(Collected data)
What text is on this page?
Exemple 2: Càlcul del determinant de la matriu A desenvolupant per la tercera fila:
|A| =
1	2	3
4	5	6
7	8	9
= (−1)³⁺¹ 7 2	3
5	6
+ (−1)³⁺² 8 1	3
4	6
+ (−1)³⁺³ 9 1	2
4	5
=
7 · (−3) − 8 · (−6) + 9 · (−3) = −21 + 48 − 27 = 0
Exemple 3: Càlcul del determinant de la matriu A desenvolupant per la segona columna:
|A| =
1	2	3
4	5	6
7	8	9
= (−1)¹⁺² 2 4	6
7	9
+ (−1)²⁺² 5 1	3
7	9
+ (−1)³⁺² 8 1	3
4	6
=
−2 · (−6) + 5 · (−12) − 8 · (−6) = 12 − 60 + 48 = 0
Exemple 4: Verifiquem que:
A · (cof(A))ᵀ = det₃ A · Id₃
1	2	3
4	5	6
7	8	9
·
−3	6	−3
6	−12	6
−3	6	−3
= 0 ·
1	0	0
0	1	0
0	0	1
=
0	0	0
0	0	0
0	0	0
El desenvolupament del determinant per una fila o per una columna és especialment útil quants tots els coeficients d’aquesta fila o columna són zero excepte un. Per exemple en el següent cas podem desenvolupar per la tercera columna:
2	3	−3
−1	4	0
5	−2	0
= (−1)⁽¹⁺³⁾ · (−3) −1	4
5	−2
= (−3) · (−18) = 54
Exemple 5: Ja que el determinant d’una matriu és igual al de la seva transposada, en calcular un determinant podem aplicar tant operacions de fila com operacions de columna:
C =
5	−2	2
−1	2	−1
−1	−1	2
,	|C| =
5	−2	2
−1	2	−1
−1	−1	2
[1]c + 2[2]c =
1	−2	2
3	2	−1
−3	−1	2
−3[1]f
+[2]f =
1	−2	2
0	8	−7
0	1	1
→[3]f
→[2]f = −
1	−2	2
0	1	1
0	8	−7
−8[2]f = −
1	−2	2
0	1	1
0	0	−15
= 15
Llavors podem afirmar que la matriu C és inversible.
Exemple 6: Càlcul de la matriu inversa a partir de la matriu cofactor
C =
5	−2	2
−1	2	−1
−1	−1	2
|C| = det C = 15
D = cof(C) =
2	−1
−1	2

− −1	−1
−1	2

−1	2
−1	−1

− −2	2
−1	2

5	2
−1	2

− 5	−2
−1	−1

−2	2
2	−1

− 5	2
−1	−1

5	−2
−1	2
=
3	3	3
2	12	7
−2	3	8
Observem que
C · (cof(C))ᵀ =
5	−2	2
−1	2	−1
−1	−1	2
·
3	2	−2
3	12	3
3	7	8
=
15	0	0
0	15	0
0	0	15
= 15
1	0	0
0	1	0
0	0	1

==

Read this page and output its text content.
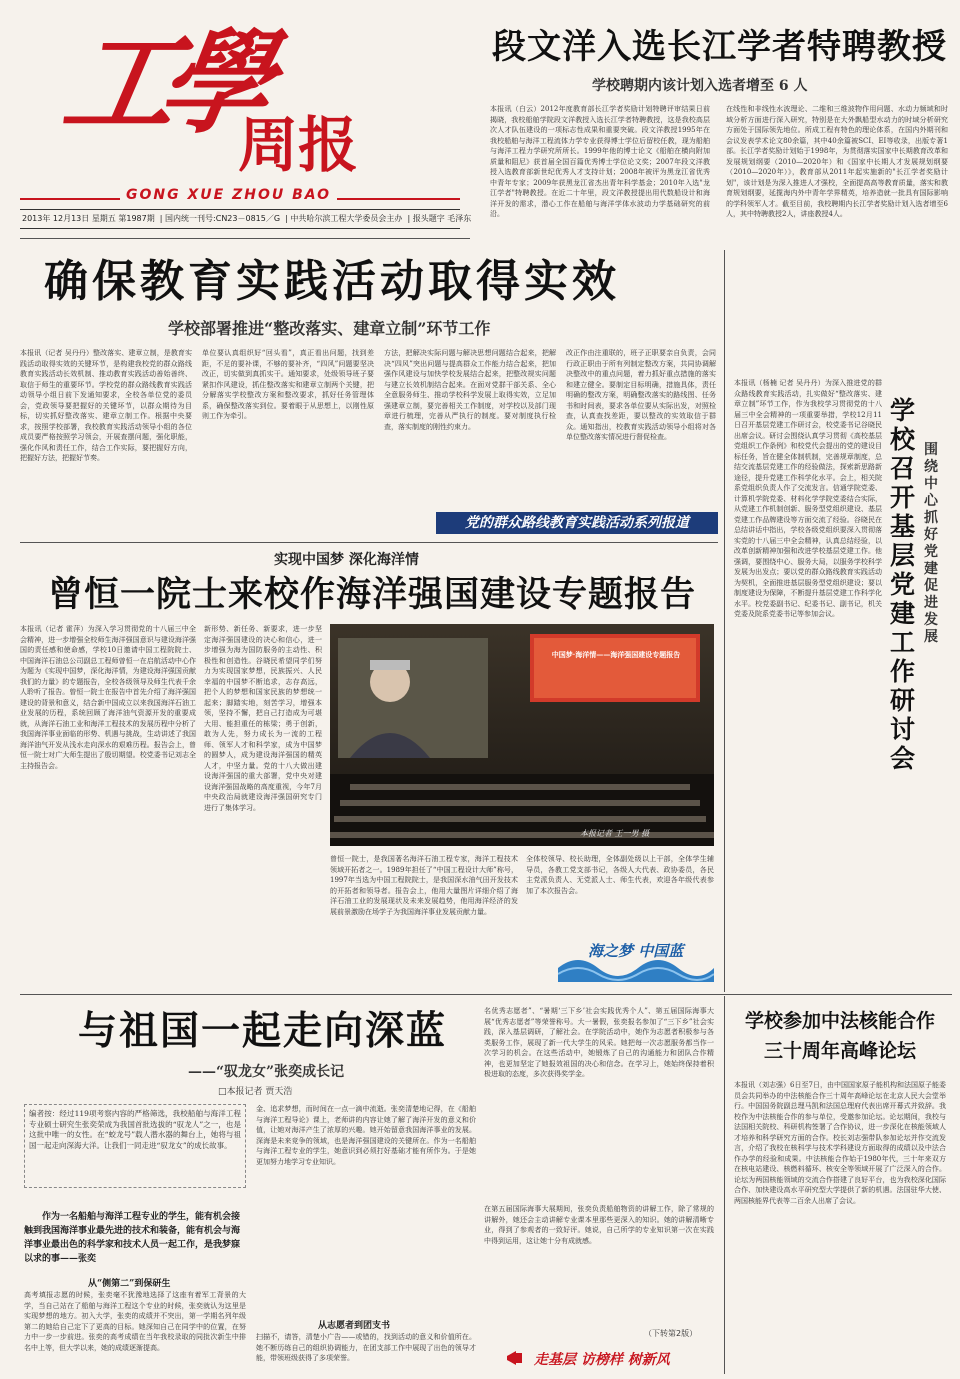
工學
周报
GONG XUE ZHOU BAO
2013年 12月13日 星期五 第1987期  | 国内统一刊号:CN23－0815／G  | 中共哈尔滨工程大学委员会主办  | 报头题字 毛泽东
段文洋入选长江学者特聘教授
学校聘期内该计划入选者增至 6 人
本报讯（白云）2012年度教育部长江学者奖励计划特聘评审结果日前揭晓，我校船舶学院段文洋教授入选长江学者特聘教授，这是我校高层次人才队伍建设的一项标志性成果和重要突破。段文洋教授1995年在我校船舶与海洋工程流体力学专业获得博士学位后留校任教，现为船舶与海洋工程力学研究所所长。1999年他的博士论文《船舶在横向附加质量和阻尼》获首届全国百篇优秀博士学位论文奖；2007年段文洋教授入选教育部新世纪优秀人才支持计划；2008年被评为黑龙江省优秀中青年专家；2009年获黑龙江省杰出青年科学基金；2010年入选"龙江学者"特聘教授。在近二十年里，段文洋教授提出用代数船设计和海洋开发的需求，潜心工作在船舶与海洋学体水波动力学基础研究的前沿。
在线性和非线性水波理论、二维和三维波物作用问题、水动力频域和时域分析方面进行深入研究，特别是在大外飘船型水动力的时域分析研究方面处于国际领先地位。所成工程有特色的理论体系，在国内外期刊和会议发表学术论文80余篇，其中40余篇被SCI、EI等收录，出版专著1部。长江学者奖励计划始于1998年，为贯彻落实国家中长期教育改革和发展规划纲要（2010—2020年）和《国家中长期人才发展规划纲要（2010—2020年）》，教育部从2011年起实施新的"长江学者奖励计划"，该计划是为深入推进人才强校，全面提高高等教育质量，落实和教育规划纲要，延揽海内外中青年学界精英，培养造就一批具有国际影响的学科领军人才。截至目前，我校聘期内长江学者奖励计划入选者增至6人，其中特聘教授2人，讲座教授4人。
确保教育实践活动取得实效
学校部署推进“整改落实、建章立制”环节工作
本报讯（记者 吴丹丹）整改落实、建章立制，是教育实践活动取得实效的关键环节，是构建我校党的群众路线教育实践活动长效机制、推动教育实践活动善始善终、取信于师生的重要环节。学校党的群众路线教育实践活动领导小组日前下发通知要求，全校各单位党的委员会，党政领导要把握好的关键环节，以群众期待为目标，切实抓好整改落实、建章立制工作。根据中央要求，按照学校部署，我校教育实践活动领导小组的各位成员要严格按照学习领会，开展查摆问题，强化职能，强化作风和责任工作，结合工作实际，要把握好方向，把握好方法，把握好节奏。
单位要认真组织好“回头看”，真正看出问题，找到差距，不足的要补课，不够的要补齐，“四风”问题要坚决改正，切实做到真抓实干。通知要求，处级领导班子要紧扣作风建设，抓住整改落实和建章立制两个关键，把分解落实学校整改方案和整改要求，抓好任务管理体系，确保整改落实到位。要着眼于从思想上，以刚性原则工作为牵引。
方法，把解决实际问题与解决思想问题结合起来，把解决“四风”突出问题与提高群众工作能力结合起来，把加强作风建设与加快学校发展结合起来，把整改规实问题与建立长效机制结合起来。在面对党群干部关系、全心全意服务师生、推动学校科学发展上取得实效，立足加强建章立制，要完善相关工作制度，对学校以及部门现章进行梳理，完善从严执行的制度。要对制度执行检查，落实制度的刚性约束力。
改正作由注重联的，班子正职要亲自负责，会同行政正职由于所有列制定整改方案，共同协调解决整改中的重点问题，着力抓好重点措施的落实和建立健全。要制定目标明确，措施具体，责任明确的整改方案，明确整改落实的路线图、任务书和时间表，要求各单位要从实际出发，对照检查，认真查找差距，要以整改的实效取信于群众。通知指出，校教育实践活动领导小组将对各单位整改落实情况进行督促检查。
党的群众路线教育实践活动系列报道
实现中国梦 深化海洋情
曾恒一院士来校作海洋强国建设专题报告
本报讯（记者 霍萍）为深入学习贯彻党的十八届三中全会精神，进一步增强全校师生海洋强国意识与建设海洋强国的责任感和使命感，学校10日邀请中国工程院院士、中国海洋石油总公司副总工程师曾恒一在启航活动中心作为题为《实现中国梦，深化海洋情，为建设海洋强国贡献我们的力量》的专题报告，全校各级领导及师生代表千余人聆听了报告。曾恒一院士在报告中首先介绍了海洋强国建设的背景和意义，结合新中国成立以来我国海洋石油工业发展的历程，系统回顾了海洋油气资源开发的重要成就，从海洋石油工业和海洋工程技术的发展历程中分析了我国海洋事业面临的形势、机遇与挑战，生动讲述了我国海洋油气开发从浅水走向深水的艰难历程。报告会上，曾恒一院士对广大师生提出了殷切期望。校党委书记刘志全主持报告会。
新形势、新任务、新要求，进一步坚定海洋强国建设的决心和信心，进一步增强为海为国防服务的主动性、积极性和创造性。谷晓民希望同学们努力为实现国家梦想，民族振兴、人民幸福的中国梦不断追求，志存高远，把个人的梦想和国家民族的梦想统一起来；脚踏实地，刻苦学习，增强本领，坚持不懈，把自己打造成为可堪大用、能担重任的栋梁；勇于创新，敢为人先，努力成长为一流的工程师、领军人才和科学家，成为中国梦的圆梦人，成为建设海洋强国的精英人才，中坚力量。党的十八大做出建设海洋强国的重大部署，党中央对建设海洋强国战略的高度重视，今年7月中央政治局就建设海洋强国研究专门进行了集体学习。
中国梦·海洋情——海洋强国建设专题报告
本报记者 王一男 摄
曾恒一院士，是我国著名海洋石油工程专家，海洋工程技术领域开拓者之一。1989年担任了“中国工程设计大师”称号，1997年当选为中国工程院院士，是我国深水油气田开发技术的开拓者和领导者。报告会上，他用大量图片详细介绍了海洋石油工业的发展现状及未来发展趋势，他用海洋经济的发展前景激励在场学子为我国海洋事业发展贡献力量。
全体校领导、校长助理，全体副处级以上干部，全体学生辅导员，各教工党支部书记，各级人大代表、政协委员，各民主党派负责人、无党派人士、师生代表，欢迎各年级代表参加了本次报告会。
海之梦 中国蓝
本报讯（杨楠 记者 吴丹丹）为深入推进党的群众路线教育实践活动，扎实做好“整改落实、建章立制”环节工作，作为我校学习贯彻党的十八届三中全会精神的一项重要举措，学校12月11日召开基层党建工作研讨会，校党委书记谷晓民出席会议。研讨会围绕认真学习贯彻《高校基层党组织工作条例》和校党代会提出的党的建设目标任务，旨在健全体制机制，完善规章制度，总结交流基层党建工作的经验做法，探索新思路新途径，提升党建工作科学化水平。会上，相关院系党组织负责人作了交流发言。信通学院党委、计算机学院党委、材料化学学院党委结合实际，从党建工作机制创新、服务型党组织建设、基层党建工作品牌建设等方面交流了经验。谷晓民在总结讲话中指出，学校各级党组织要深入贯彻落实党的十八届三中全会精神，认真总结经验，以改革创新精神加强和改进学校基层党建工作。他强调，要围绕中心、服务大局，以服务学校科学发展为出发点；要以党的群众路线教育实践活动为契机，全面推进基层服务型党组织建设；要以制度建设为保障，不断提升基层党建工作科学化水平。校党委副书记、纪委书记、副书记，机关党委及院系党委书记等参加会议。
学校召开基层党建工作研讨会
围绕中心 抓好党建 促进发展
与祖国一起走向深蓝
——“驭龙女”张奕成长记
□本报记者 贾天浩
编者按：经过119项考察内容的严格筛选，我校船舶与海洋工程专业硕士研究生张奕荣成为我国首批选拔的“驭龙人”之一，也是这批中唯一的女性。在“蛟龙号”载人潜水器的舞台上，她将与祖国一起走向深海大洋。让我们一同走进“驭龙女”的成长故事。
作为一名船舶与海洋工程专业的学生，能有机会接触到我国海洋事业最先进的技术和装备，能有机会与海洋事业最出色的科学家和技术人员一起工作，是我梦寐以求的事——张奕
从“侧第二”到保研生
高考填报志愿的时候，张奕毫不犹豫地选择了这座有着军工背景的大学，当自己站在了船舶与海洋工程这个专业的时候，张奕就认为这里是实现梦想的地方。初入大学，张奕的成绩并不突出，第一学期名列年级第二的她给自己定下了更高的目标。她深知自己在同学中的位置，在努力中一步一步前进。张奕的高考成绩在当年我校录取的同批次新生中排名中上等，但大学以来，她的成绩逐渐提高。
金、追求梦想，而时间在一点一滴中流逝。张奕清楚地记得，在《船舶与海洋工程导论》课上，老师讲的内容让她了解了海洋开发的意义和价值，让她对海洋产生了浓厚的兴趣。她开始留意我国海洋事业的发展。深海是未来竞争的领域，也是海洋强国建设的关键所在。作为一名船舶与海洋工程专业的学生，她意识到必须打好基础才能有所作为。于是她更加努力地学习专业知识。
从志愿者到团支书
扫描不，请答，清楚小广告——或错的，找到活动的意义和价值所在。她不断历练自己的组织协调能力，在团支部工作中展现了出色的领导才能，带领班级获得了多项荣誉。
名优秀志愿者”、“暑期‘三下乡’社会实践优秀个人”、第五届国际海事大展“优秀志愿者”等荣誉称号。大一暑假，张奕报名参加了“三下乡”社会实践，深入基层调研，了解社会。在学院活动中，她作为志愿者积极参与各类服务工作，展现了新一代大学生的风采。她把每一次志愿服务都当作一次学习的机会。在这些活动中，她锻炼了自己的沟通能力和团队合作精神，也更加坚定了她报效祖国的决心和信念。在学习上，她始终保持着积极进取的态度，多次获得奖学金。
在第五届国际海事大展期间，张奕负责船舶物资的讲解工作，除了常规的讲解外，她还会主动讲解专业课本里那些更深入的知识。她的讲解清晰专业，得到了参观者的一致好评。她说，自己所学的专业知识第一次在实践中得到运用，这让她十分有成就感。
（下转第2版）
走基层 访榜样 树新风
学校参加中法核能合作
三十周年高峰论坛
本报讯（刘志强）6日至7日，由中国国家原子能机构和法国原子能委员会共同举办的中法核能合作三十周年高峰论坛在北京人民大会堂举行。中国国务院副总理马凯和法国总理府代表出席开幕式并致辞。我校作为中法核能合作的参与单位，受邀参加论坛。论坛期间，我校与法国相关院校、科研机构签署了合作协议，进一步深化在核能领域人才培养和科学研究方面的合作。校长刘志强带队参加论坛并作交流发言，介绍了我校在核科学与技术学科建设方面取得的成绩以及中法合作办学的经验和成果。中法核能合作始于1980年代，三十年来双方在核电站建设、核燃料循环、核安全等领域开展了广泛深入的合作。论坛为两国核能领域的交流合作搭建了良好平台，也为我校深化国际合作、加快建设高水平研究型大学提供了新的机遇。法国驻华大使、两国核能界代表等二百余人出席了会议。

- Written instruction -
Filter out every line that lacks the word "Càlcul", and copy the rest.

- Written solution -
Exemple 2: Càlcul del determinant de la matriu A desenvolupant per la tercera fila:
Exemple 3: Càlcul del determinant de la matriu A desenvolupant per la segona columna:
Exemple 6: Càlcul de la matriu inversa a partir de la matriu cofactor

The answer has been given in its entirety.